» INPUT MATERIAL
_ _ _ _ _
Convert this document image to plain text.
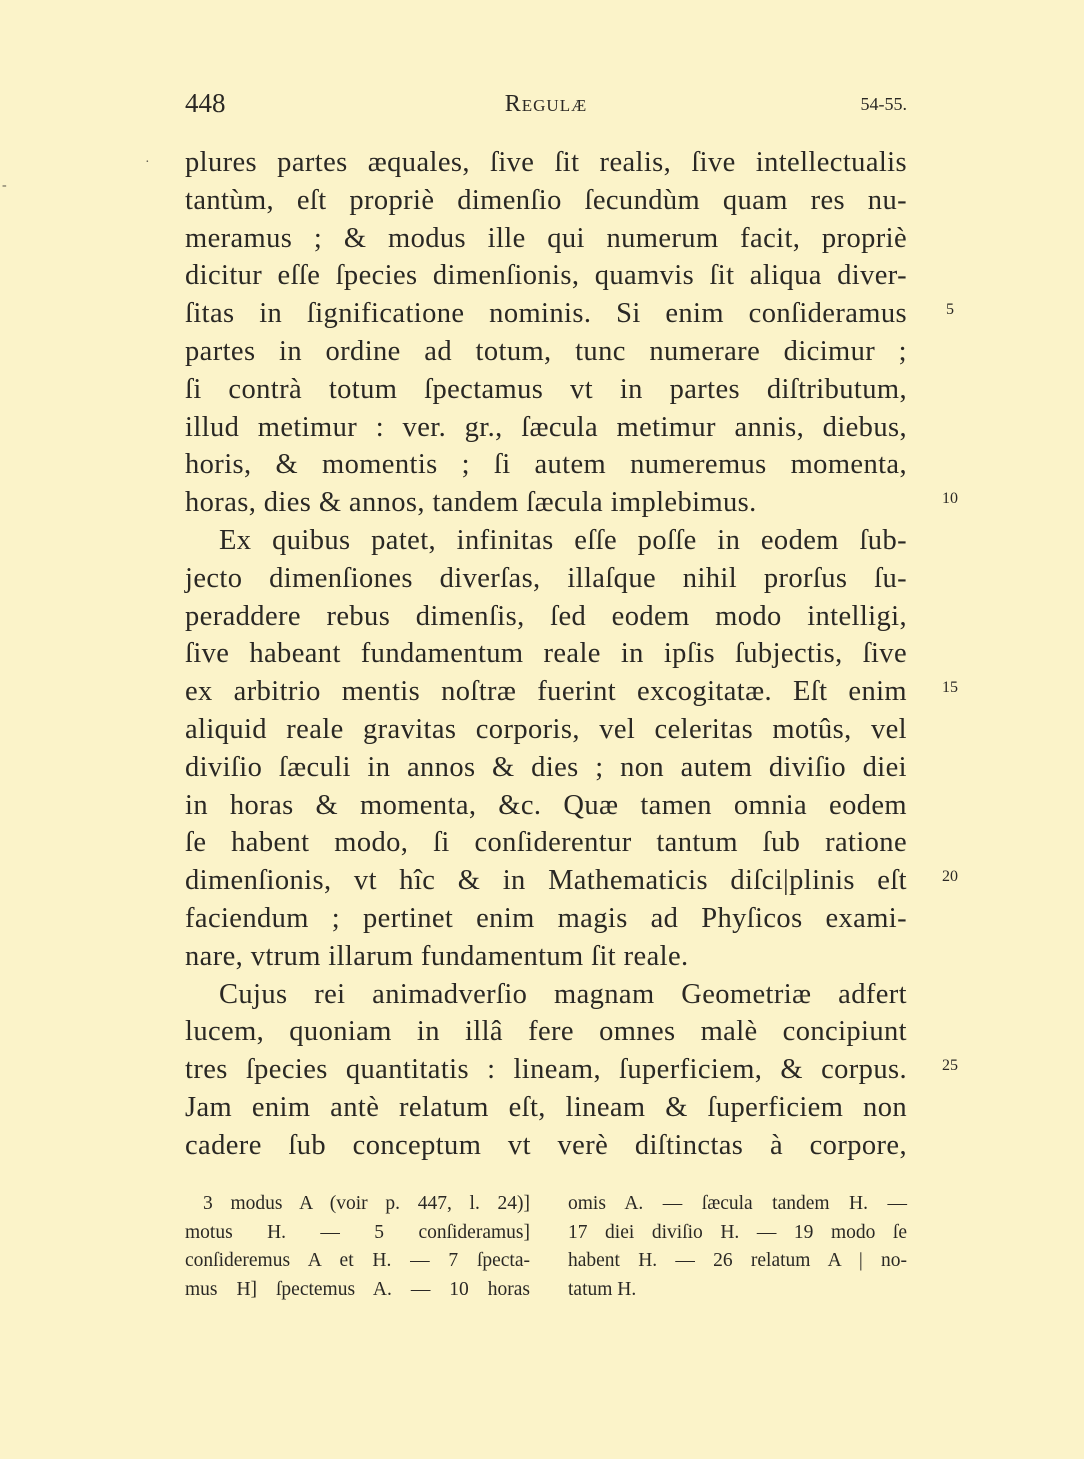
448	Regulæ	54-55.
·
-
plures partes æquales, ſive ſit realis, ſive intellectualis
tantùm, eſt propriè dimenſio ſecundùm quam res nu-
meramus ; & modus ille qui numerum facit, propriè
dicitur eſſe ſpecies dimenſionis, quamvis ſit aliqua diver-
ſitas in ſignificatione nominis. Si enim conſideramus
partes in ordine ad totum, tunc numerare dicimur ;
ſi contrà totum ſpectamus vt in partes diſtributum,
illud metimur : ver. gr., ſæcula metimur annis, diebus,
horis, & momentis ; ſi autem numeremus momenta,
horas, dies & annos, tandem ſæcula implebimus.
Ex quibus patet, infinitas eſſe poſſe in eodem ſub-
jecto dimenſiones diverſas, illaſque nihil prorſus ſu-
peraddere rebus dimenſis, ſed eodem modo intelligi,
ſive habeant fundamentum reale in ipſis ſubjectis, ſive
ex arbitrio mentis noſtræ fuerint excogitatæ. Eſt enim
aliquid reale gravitas corporis, vel celeritas motûs, vel
diviſio ſæculi in annos & dies ; non autem diviſio diei
in horas & momenta, &c. Quæ tamen omnia eodem
ſe habent modo, ſi conſiderentur tantum ſub ratione
dimenſionis, vt hîc & in Mathematicis diſci|plinis eſt
faciendum ; pertinet enim magis ad Phyſicos exami-
nare, vtrum illarum fundamentum ſit reale.
Cujus rei animadverſio magnam Geometriæ adfert
lucem, quoniam in illâ fere omnes malè concipiunt
tres ſpecies quantitatis : lineam, ſuperficiem, & corpus.
Jam enim antè relatum eſt, lineam & ſuperficiem non
cadere ſub conceptum vt verè diſtinctas à corpore,
5
10
15
20
25
3 modus A (voir p. 447, l. 24)]
motus H. — 5 conſideramus]
conſideremus A et H. — 7 ſpecta-
mus H] ſpectemus A. — 10 horas
omis A. — ſæcula tandem H. —
17 diei diviſio H. — 19 modo ſe
habent H. — 26 relatum A | no-
tatum H.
_ _ _ _ _
» TASK STATEMENT
Without including the pictures, reproduce all entries exactly.

» REPLY TO THE TASK
Convert this document image to plain text.
448	Regulæ	54-55.
·
-
plures partes æquales, ſive ſit realis, ſive intellectualis
tantùm, eſt propriè dimenſio ſecundùm quam res nu-
meramus ; & modus ille qui numerum facit, propriè
dicitur eſſe ſpecies dimenſionis, quamvis ſit aliqua diver-
ſitas in ſignificatione nominis. Si enim conſideramus
partes in ordine ad totum, tunc numerare dicimur ;
ſi contrà totum ſpectamus vt in partes diſtributum,
illud metimur : ver. gr., ſæcula metimur annis, diebus,
horis, & momentis ; ſi autem numeremus momenta,
horas, dies & annos, tandem ſæcula implebimus.
Ex quibus patet, infinitas eſſe poſſe in eodem ſub-
jecto dimenſiones diverſas, illaſque nihil prorſus ſu-
peraddere rebus dimenſis, ſed eodem modo intelligi,
ſive habeant fundamentum reale in ipſis ſubjectis, ſive
ex arbitrio mentis noſtræ fuerint excogitatæ. Eſt enim
aliquid reale gravitas corporis, vel celeritas motûs, vel
diviſio ſæculi in annos & dies ; non autem diviſio diei
in horas & momenta, &c. Quæ tamen omnia eodem
ſe habent modo, ſi conſiderentur tantum ſub ratione
dimenſionis, vt hîc & in Mathematicis diſci|plinis eſt
faciendum ; pertinet enim magis ad Phyſicos exami-
nare, vtrum illarum fundamentum ſit reale.
Cujus rei animadverſio magnam Geometriæ adfert
lucem, quoniam in illâ fere omnes malè concipiunt
tres ſpecies quantitatis : lineam, ſuperficiem, & corpus.
Jam enim antè relatum eſt, lineam & ſuperficiem non
cadere ſub conceptum vt verè diſtinctas à corpore,
5
10
15
20
25
3 modus A (voir p. 447, l. 24)]
motus H. — 5 conſideramus]
conſideremus A et H. — 7 ſpecta-
mus H] ſpectemus A. — 10 horas
omis A. — ſæcula tandem H. —
17 diei diviſio H. — 19 modo ſe
habent H. — 26 relatum A | no-
tatum H.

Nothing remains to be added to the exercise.